▶ _What you have to do_: Make an exact copy of the lines below.

▶ _Dataset entries on figures_:

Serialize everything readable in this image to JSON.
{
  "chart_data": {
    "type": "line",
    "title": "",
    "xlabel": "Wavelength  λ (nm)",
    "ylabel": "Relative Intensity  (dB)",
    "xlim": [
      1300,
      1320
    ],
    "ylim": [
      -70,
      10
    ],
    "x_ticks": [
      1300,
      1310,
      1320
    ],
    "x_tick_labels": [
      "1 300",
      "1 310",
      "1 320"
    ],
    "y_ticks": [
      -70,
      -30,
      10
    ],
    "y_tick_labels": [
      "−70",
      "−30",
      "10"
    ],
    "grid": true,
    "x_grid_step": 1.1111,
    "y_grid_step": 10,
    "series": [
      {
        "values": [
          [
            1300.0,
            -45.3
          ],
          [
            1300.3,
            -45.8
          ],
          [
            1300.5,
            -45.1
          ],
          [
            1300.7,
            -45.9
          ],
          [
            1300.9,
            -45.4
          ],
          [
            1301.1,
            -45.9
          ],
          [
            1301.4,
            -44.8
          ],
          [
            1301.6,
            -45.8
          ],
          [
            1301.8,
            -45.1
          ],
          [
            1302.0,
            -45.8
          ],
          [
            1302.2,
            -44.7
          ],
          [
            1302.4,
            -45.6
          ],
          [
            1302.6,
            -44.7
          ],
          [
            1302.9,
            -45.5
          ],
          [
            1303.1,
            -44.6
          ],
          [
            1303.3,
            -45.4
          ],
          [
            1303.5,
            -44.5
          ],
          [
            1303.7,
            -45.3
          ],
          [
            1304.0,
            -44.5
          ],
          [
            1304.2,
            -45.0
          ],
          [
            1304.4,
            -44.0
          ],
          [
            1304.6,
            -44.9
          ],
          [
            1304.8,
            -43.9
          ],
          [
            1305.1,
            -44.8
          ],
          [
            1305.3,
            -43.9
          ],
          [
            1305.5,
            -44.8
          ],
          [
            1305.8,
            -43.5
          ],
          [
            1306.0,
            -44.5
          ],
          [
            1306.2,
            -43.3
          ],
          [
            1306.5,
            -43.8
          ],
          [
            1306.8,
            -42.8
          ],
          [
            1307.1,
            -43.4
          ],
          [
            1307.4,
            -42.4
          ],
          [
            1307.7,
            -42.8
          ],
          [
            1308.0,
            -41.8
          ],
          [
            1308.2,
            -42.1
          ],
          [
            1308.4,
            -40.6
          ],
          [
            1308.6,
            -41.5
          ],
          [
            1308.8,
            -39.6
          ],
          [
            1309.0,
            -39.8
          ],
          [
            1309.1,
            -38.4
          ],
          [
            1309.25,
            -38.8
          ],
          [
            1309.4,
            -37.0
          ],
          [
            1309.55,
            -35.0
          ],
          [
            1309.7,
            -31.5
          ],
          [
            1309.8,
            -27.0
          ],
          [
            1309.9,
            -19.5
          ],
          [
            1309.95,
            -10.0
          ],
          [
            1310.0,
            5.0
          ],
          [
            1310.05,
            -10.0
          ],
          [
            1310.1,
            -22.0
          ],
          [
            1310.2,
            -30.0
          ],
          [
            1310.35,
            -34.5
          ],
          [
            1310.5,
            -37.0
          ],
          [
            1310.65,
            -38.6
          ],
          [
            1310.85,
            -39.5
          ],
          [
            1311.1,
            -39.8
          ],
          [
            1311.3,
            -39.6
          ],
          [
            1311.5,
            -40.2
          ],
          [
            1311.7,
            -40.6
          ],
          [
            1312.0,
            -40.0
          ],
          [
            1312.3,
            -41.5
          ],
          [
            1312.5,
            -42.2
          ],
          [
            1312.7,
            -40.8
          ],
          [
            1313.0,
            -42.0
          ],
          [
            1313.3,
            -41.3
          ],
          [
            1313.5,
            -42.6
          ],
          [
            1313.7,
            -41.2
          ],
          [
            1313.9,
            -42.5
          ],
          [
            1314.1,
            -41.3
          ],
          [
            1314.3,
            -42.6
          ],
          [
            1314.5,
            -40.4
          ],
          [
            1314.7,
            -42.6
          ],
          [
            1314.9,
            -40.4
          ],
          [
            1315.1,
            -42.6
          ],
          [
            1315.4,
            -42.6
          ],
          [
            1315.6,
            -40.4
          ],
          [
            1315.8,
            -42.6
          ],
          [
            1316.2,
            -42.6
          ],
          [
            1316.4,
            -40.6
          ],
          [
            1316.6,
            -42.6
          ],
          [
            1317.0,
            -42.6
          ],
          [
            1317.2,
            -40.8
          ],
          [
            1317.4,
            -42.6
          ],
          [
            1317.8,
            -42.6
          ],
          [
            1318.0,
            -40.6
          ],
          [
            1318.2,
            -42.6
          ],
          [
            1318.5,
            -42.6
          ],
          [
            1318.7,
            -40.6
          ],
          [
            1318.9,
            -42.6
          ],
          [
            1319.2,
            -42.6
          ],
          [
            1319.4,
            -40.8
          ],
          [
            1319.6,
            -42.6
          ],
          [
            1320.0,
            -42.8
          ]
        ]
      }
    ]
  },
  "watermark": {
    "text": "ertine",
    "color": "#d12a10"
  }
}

▶ _Solved problem_:
Serialize everything readable in this image to JSON.
{
  "chart_data": {
    "type": "line",
    "title": "",
    "xlabel": "Wavelength  λ (nm)",
    "ylabel": "Relative Intensity  (dB)",
    "xlim": [
      1300,
      1320
    ],
    "ylim": [
      -70,
      10
    ],
    "x_ticks": [
      1300,
      1310,
      1320
    ],
    "x_tick_labels": [
      "1 300",
      "1 310",
      "1 320"
    ],
    "y_ticks": [
      -70,
      -30,
      10
    ],
    "y_tick_labels": [
      "−70",
      "−30",
      "10"
    ],
    "grid": true,
    "x_grid_step": 1.1111,
    "y_grid_step": 10,
    "series": [
      {
        "values": [
          [
            1300.0,
            -45.3
          ],
          [
            1300.3,
            -45.8
          ],
          [
            1300.5,
            -45.1
          ],
          [
            1300.7,
            -45.9
          ],
          [
            1300.9,
            -45.4
          ],
          [
            1301.1,
            -45.9
          ],
          [
            1301.4,
            -44.8
          ],
          [
            1301.6,
            -45.8
          ],
          [
            1301.8,
            -45.1
          ],
          [
            1302.0,
            -45.8
          ],
          [
            1302.2,
            -44.7
          ],
          [
            1302.4,
            -45.6
          ],
          [
            1302.6,
            -44.7
          ],
          [
            1302.9,
            -45.5
          ],
          [
            1303.1,
            -44.6
          ],
          [
            1303.3,
            -45.4
          ],
          [
            1303.5,
            -44.5
          ],
          [
            1303.7,
            -45.3
          ],
          [
            1304.0,
            -44.5
          ],
          [
            1304.2,
            -45.0
          ],
          [
            1304.4,
            -44.0
          ],
          [
            1304.6,
            -44.9
          ],
          [
            1304.8,
            -43.9
          ],
          [
            1305.1,
            -44.8
          ],
          [
            1305.3,
            -43.9
          ],
          [
            1305.5,
            -44.8
          ],
          [
            1305.8,
            -43.5
          ],
          [
            1306.0,
            -44.5
          ],
          [
            1306.2,
            -43.3
          ],
          [
            1306.5,
            -43.8
          ],
          [
            1306.8,
            -42.8
          ],
          [
            1307.1,
            -43.4
          ],
          [
            1307.4,
            -42.4
          ],
          [
            1307.7,
            -42.8
          ],
          [
            1308.0,
            -41.8
          ],
          [
            1308.2,
            -42.1
          ],
          [
            1308.4,
            -40.6
          ],
          [
            1308.6,
            -41.5
          ],
          [
            1308.8,
            -39.6
          ],
          [
            1309.0,
            -39.8
          ],
          [
            1309.1,
            -38.4
          ],
          [
            1309.25,
            -38.8
          ],
          [
            1309.4,
            -37.0
          ],
          [
            1309.55,
            -35.0
          ],
          [
            1309.7,
            -31.5
          ],
          [
            1309.8,
            -27.0
          ],
          [
            1309.9,
            -19.5
          ],
          [
            1309.95,
            -10.0
          ],
          [
            1310.0,
            5.0
          ],
          [
            1310.05,
            -10.0
          ],
          [
            1310.1,
            -22.0
          ],
          [
            1310.2,
            -30.0
          ],
          [
            1310.35,
            -34.5
          ],
          [
            1310.5,
            -37.0
          ],
          [
            1310.65,
            -38.6
          ],
          [
            1310.85,
            -39.5
          ],
          [
            1311.1,
            -39.8
          ],
          [
            1311.3,
            -39.6
          ],
          [
            1311.5,
            -40.2
          ],
          [
            1311.7,
            -40.6
          ],
          [
            1312.0,
            -40.0
          ],
          [
            1312.3,
            -41.5
          ],
          [
            1312.5,
            -42.2
          ],
          [
            1312.7,
            -40.8
          ],
          [
            1313.0,
            -42.0
          ],
          [
            1313.3,
            -41.3
          ],
          [
            1313.5,
            -42.6
          ],
          [
            1313.7,
            -41.2
          ],
          [
            1313.9,
            -42.5
          ],
          [
            1314.1,
            -41.3
          ],
          [
            1314.3,
            -42.6
          ],
          [
            1314.5,
            -40.4
          ],
          [
            1314.7,
            -42.6
          ],
          [
            1314.9,
            -40.4
          ],
          [
            1315.1,
            -42.6
          ],
          [
            1315.4,
            -42.6
          ],
          [
            1315.6,
            -40.4
          ],
          [
            1315.8,
            -42.6
          ],
          [
            1316.2,
            -42.6
          ],
          [
            1316.4,
            -40.6
          ],
          [
            1316.6,
            -42.6
          ],
          [
            1317.0,
            -42.6
          ],
          [
            1317.2,
            -40.8
          ],
          [
            1317.4,
            -42.6
          ],
          [
            1317.8,
            -42.6
          ],
          [
            1318.0,
            -40.6
          ],
          [
            1318.2,
            -42.6
          ],
          [
            1318.5,
            -42.6
          ],
          [
            1318.7,
            -40.6
          ],
          [
            1318.9,
            -42.6
          ],
          [
            1319.2,
            -42.6
          ],
          [
            1319.4,
            -40.8
          ],
          [
            1319.6,
            -42.6
          ],
          [
            1320.0,
            -42.8
          ]
        ]
      }
    ]
  },
  "watermark": {
    "text": "ertine",
    "color": "#d12a10"
  }
}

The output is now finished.